EXERCISE> Scan the records below for lines with the word "name", then state how many you find and nothing else.

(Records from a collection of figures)
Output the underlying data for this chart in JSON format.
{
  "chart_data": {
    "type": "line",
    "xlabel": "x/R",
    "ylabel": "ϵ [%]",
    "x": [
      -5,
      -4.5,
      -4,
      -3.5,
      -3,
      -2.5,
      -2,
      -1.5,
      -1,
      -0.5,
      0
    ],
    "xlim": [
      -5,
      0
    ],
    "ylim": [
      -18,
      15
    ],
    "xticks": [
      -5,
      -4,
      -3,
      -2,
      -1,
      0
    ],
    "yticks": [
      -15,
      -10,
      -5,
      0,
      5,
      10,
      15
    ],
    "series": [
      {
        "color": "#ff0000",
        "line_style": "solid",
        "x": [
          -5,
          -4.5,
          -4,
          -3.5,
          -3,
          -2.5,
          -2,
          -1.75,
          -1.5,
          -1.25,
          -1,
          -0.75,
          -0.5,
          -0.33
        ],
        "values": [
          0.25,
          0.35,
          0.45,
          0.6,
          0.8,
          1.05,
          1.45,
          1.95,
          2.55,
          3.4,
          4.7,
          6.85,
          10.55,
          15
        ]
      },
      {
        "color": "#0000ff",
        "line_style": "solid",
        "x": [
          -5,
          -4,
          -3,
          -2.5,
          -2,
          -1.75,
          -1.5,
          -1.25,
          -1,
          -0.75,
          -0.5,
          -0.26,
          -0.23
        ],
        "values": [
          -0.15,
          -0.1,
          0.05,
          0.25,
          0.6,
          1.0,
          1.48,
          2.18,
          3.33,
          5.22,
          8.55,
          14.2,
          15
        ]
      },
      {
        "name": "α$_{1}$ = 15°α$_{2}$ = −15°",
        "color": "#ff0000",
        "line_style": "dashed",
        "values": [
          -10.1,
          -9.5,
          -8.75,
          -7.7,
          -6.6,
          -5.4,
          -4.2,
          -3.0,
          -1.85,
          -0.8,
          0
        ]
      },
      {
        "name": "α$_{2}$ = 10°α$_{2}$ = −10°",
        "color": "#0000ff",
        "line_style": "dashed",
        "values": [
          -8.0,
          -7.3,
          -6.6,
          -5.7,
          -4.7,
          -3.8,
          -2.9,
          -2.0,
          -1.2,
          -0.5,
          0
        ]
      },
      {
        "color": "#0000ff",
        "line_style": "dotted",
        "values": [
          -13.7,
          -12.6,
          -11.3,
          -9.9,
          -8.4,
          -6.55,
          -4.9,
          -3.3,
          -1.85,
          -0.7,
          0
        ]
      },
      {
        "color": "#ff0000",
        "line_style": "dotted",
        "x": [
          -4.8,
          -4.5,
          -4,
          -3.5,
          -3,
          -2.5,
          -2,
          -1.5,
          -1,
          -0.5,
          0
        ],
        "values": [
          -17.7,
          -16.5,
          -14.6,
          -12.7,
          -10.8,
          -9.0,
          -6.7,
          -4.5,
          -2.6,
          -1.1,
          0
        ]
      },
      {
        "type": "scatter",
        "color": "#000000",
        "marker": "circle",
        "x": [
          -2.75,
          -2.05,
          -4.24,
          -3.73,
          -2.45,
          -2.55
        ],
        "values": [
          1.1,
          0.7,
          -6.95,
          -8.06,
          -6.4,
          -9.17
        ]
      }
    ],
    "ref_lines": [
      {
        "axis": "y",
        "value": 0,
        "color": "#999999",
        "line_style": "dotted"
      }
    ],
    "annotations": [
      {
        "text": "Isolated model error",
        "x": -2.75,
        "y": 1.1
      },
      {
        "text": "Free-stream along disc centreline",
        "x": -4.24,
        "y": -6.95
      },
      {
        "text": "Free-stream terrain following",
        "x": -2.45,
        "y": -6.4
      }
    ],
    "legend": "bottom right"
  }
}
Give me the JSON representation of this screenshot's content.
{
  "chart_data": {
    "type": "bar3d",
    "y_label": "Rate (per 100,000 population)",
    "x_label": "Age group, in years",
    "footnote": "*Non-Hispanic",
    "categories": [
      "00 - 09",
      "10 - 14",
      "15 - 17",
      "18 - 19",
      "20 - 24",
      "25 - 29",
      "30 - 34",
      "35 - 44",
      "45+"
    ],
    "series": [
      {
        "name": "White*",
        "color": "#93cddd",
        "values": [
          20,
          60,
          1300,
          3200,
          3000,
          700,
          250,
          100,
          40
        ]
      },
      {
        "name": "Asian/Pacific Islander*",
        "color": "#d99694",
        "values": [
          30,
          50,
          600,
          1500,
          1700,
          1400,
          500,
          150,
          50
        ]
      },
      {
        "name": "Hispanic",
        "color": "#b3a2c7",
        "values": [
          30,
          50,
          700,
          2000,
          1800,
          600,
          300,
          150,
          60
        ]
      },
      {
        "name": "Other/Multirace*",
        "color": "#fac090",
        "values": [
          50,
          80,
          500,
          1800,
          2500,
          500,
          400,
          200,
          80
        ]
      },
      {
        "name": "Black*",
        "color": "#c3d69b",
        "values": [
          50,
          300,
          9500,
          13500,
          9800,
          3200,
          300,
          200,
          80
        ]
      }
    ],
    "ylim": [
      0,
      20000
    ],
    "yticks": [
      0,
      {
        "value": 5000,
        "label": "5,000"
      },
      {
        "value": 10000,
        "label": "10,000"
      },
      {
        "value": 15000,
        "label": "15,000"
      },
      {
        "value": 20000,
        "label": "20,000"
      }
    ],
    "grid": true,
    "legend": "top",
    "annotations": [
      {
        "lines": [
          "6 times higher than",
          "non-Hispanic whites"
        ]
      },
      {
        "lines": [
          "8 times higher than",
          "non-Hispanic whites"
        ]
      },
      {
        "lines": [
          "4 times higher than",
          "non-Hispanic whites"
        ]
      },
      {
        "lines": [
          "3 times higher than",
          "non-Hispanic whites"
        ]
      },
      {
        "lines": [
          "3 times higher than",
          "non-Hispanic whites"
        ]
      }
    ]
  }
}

WRITTEN RESPONSE> 7